- **Directive**:
Copy every line of the data that includes the string "Front".

- **Task inputs**:
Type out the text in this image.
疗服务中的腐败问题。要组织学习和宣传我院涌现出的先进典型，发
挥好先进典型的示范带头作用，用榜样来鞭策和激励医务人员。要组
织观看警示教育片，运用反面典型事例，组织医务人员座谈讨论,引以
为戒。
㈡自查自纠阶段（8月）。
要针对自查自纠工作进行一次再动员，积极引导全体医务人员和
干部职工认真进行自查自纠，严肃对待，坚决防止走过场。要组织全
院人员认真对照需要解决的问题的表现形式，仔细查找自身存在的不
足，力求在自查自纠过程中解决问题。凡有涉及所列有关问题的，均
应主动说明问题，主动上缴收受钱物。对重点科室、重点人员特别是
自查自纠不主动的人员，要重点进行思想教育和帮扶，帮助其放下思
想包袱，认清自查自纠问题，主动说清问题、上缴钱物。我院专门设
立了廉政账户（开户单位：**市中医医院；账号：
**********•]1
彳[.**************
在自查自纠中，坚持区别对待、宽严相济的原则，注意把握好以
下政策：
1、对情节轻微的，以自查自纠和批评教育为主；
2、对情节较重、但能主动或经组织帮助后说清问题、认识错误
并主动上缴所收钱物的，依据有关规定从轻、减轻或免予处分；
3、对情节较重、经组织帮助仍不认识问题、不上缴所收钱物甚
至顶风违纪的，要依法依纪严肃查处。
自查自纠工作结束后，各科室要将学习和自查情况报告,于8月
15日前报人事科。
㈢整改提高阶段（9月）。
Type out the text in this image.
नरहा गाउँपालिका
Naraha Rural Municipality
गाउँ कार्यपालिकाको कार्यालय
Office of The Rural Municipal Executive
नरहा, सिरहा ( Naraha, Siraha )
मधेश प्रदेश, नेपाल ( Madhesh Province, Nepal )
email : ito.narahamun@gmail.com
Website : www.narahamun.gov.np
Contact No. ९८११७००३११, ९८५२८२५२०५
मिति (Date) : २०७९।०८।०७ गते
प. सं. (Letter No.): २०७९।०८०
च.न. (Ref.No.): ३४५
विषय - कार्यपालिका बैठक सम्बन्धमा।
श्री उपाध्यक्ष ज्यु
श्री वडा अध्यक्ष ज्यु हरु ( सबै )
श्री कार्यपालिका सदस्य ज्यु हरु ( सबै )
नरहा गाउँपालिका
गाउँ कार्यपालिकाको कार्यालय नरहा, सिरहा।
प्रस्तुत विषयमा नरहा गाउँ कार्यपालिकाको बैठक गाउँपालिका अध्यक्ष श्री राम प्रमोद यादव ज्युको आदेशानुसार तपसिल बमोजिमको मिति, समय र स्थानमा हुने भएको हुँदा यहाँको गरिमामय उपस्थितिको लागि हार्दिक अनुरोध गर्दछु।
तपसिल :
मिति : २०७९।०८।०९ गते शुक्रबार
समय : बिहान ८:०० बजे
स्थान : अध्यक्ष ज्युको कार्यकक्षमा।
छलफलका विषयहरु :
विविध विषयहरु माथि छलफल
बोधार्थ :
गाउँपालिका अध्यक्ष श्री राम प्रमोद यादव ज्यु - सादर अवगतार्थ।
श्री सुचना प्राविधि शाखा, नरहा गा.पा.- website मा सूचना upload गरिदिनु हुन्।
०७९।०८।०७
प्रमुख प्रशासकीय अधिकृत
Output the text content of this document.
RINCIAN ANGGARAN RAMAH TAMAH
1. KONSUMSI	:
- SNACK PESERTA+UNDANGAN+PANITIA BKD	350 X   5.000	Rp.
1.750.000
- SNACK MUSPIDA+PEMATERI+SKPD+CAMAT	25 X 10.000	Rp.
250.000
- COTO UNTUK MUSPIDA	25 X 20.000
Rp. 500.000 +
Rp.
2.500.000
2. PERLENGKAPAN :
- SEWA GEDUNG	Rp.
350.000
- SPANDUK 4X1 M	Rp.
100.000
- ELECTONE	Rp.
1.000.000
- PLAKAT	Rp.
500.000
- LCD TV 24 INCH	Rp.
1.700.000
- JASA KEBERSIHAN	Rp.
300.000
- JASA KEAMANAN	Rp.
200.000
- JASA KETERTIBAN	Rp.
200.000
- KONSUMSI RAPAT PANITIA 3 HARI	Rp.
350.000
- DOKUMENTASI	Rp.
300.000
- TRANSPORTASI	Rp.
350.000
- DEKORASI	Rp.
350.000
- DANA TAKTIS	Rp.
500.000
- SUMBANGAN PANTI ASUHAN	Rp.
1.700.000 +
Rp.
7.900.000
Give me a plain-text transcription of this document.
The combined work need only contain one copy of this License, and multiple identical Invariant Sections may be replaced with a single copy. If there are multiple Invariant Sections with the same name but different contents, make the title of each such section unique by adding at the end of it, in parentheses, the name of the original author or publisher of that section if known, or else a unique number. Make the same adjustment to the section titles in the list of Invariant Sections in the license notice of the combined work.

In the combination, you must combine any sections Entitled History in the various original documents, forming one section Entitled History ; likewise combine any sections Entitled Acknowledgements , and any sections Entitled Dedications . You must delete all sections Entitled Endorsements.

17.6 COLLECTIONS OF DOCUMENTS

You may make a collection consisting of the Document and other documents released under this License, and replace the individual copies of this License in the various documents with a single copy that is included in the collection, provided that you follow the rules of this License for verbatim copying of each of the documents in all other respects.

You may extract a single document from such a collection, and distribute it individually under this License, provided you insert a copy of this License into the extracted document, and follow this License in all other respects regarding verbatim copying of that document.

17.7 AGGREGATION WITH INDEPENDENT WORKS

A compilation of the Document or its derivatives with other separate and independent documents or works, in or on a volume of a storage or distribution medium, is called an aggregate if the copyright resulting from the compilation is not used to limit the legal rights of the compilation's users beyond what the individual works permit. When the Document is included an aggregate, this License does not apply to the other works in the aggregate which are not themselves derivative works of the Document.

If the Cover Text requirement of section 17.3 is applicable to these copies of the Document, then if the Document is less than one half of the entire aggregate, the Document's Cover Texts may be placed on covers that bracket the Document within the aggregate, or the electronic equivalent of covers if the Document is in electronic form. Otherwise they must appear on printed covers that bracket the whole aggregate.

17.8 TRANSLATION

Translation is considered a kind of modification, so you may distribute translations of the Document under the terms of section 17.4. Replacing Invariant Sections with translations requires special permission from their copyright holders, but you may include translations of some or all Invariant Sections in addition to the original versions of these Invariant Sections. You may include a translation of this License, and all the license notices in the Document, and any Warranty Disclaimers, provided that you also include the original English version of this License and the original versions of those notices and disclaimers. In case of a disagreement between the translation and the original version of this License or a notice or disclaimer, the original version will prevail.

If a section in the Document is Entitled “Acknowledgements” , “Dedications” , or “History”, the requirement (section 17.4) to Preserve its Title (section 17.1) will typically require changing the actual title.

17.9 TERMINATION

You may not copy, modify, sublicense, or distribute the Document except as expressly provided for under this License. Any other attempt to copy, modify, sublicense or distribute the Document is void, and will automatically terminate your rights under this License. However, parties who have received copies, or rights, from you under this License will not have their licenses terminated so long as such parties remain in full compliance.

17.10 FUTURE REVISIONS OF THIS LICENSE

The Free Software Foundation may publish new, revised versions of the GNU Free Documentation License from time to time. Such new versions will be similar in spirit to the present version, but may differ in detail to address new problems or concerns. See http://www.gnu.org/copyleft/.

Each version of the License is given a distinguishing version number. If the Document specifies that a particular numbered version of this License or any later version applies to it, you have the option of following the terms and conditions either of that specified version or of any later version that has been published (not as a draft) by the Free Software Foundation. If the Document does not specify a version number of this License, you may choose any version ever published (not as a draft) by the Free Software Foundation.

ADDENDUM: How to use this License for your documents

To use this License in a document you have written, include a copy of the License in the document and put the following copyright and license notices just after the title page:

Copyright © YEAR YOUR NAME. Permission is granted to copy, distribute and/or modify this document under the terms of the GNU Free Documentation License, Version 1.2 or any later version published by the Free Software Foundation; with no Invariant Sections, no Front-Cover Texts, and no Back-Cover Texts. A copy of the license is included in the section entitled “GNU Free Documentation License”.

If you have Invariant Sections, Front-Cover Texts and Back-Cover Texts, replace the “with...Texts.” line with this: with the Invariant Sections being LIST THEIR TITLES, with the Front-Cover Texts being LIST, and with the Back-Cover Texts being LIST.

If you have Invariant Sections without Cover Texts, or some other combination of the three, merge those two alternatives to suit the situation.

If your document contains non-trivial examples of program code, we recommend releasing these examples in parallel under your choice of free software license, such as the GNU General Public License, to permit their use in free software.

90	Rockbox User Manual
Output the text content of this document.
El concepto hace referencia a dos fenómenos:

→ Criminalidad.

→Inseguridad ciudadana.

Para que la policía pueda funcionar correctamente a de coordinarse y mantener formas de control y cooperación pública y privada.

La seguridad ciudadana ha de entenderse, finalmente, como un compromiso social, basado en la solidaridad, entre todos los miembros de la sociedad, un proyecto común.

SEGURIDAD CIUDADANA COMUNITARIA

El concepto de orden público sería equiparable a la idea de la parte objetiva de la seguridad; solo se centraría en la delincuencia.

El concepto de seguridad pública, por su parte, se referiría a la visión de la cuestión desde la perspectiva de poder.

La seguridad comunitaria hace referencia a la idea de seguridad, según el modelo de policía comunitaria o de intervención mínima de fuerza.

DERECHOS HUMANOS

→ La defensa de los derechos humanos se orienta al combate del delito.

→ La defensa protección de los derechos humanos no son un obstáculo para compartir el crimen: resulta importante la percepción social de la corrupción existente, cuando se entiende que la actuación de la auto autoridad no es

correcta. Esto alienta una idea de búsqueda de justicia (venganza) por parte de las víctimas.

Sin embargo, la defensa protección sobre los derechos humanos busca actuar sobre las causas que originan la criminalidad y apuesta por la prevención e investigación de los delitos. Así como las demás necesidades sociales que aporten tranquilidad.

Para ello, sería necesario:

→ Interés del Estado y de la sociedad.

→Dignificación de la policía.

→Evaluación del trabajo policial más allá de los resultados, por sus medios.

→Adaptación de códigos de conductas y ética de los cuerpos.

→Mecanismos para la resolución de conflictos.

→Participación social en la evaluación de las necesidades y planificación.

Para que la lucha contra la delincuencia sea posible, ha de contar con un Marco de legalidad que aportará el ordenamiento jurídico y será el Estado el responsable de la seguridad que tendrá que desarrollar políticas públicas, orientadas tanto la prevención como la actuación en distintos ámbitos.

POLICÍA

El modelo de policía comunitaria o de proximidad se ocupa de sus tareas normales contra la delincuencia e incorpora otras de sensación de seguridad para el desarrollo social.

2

- **Solution**:
Copyright © YEAR YOUR NAME. Permission is granted to copy, distribute and/or modify this document under the terms of the GNU Free Documentation License, Version 1.2 or any later version published by the Free Software Foundation; with no Invariant Sections, no Front-Cover Texts, and no Back-Cover Texts. A copy of the license is included in the section entitled “GNU Free Documentation License”.
If you have Invariant Sections, Front-Cover Texts and Back-Cover Texts, replace the “with...Texts.” line with this: with the Invariant Sections being LIST THEIR TITLES, with the Front-Cover Texts being LIST, and with the Back-Cover Texts being LIST.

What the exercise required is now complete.